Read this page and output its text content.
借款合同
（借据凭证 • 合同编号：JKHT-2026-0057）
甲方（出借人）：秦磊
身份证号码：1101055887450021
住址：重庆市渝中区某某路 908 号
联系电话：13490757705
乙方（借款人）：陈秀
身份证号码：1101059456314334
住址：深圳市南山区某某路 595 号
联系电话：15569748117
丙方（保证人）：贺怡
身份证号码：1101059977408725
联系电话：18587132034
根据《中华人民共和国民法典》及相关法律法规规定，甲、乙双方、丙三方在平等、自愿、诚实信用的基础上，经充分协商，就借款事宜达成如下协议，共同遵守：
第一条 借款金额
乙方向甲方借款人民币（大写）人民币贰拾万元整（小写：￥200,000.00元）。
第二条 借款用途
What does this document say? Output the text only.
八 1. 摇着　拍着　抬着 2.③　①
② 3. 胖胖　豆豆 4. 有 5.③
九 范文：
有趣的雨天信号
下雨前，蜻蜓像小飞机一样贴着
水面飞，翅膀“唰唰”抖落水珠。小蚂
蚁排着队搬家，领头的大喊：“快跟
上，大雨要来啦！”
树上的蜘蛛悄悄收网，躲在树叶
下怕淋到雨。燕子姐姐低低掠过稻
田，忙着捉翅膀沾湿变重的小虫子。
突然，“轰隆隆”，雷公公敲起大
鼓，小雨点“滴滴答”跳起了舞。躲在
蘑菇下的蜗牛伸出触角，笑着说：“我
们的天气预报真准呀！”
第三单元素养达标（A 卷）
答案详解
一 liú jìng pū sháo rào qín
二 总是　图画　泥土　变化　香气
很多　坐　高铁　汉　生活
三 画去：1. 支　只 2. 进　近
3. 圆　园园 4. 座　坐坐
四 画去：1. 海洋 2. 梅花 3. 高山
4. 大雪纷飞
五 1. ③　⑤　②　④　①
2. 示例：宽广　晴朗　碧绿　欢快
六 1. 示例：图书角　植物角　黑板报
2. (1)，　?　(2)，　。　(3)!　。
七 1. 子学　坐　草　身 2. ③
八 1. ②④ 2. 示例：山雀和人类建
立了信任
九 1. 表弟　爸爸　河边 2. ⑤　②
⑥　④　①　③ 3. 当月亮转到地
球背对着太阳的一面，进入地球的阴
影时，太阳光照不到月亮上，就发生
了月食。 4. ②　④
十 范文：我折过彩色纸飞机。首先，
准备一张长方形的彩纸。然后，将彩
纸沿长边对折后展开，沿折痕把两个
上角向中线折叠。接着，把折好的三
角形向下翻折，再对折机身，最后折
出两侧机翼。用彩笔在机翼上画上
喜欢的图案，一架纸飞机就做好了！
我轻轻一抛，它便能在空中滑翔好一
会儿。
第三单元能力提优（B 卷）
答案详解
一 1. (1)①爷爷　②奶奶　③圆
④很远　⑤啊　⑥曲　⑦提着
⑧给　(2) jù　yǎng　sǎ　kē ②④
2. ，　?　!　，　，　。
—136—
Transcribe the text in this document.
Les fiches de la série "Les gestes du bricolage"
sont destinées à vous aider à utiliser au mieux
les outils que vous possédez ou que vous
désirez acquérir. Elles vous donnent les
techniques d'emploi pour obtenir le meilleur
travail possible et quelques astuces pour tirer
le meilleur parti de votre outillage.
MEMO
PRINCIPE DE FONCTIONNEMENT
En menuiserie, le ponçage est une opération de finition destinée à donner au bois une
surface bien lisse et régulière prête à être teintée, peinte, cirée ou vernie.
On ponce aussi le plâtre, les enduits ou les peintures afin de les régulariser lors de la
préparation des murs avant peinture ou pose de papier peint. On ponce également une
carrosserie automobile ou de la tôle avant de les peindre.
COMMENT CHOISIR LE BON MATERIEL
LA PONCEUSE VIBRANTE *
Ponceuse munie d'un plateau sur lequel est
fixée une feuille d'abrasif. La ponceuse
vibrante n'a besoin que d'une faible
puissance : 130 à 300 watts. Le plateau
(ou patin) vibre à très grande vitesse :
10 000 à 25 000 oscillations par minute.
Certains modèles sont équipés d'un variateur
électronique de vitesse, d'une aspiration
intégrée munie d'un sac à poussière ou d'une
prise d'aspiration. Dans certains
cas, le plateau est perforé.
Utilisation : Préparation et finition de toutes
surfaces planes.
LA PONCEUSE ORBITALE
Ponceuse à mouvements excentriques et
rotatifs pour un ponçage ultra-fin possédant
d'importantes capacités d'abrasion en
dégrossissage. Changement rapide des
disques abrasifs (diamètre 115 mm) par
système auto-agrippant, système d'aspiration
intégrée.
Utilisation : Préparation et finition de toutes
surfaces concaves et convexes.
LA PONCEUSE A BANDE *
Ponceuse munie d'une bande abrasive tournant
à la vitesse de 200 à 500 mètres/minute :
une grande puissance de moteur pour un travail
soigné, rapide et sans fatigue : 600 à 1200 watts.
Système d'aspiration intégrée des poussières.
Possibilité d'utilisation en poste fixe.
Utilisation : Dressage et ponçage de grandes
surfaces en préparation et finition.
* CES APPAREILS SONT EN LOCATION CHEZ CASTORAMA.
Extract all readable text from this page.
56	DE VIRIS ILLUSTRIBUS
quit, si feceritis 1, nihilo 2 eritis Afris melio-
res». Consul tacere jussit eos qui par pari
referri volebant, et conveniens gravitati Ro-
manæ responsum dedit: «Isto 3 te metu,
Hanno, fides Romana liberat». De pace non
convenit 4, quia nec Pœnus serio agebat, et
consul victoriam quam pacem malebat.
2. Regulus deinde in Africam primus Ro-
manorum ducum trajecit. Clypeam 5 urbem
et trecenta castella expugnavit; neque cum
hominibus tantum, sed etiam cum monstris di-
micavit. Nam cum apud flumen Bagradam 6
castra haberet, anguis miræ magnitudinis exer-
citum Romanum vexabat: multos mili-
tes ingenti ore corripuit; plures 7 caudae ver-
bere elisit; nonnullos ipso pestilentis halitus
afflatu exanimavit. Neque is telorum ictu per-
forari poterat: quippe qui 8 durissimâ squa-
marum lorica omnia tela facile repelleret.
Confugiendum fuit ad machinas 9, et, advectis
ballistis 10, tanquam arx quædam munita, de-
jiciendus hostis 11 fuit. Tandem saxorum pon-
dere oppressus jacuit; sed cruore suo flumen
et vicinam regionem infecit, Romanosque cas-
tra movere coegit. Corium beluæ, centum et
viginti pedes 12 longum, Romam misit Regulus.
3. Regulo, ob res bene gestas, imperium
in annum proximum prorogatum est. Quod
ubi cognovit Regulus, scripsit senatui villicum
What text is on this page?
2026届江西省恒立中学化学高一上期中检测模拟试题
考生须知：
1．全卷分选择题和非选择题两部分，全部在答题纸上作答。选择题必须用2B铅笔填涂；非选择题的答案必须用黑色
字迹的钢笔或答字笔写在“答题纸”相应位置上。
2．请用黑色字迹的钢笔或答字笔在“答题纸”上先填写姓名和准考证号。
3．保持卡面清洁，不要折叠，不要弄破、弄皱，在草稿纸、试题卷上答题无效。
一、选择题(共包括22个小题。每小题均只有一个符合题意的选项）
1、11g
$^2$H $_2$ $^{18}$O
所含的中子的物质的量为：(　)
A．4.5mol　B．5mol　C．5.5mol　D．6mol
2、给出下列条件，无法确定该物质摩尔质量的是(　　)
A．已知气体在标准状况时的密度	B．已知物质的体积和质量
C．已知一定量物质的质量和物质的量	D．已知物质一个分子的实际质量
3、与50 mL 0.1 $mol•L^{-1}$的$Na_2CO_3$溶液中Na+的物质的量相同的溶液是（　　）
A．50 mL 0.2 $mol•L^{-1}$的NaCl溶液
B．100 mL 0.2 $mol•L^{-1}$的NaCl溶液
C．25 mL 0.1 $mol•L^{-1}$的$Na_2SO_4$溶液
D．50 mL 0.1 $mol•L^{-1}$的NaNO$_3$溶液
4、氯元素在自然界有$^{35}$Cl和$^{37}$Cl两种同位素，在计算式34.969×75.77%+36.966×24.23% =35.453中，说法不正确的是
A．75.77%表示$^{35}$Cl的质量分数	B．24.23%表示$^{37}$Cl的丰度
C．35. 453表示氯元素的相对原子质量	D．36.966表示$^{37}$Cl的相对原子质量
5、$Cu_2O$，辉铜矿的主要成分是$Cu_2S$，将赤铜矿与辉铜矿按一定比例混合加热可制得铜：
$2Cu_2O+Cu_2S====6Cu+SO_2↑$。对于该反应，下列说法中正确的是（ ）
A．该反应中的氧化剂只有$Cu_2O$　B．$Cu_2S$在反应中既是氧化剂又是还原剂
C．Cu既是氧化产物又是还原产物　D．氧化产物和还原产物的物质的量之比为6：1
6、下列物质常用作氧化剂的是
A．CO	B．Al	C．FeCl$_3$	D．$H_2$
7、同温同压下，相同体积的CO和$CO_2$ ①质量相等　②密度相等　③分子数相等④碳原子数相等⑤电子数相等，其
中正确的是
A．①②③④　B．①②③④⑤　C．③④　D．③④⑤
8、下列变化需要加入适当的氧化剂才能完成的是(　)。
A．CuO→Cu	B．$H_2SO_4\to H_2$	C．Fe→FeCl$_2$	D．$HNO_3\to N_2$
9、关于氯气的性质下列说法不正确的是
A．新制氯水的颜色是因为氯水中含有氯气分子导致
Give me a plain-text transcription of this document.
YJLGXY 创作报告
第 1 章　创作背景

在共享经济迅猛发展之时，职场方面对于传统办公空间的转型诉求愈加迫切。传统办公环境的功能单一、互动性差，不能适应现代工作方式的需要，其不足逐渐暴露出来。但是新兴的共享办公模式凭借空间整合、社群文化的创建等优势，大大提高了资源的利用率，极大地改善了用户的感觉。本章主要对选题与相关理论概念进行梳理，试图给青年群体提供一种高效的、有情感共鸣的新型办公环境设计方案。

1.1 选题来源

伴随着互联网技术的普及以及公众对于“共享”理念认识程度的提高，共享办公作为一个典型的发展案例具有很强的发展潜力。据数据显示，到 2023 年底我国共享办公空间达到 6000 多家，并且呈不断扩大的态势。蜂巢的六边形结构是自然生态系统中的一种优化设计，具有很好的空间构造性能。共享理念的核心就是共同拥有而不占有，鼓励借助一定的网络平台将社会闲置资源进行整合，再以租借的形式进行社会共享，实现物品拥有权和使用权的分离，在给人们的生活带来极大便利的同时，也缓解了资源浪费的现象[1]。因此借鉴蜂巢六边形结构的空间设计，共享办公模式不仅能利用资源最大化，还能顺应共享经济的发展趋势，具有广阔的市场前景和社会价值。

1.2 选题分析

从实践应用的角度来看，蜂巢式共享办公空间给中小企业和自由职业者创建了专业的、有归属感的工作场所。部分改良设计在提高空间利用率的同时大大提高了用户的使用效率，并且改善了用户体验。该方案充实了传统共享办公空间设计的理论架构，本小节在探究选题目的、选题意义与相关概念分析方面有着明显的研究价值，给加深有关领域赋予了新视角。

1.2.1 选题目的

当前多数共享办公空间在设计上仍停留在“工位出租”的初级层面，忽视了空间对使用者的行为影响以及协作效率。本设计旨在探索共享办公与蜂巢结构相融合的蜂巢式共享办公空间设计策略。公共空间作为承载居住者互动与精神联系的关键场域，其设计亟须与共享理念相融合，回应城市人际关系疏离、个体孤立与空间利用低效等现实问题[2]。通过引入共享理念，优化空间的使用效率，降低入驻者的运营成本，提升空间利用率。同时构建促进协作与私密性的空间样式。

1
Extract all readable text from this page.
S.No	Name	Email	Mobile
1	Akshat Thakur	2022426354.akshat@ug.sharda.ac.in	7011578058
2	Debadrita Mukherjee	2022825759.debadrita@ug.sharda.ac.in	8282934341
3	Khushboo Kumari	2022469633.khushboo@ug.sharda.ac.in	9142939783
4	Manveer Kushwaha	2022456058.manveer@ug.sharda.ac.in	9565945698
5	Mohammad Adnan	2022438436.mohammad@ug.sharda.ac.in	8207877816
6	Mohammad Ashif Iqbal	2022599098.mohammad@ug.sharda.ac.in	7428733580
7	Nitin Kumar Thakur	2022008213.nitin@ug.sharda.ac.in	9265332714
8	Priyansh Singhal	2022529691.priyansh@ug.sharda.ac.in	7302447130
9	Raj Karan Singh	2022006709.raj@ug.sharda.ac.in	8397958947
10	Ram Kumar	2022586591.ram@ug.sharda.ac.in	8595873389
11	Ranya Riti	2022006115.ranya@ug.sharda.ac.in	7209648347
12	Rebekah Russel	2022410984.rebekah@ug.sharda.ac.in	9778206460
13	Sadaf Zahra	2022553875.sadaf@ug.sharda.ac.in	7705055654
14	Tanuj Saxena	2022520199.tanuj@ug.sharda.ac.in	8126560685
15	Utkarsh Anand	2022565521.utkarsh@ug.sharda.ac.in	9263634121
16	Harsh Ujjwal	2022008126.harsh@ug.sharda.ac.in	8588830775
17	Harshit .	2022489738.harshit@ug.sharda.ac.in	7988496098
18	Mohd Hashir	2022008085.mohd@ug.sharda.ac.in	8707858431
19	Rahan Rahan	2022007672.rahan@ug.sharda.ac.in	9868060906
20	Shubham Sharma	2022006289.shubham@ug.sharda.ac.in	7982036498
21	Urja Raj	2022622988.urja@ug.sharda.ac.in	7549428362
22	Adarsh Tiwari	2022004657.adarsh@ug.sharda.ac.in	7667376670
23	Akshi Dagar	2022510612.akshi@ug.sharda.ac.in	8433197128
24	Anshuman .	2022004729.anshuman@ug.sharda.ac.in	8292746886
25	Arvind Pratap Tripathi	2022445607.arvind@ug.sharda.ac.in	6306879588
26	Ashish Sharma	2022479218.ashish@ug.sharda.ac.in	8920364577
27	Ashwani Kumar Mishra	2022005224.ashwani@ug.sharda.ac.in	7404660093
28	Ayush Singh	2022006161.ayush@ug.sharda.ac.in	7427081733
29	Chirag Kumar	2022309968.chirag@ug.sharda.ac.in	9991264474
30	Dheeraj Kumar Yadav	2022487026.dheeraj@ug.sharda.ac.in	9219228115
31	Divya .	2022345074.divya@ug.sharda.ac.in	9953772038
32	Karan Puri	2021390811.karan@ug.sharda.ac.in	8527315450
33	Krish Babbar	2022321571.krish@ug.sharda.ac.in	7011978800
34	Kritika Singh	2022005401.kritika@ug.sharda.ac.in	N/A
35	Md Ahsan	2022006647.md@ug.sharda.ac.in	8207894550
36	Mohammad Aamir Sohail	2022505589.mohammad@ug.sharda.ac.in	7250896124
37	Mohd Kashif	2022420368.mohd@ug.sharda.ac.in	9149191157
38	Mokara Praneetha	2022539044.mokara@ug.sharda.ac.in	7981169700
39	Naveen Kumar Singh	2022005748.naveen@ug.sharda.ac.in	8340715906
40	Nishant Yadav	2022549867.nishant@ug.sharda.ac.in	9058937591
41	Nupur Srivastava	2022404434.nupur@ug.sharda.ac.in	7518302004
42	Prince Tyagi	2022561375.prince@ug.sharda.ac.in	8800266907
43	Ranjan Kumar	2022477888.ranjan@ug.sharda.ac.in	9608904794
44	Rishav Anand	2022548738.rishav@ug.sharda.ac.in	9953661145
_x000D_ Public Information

- - -

State the number of lines in the records that contain the string "身份证号码", and nothing more.

_Response to this exercise_: 3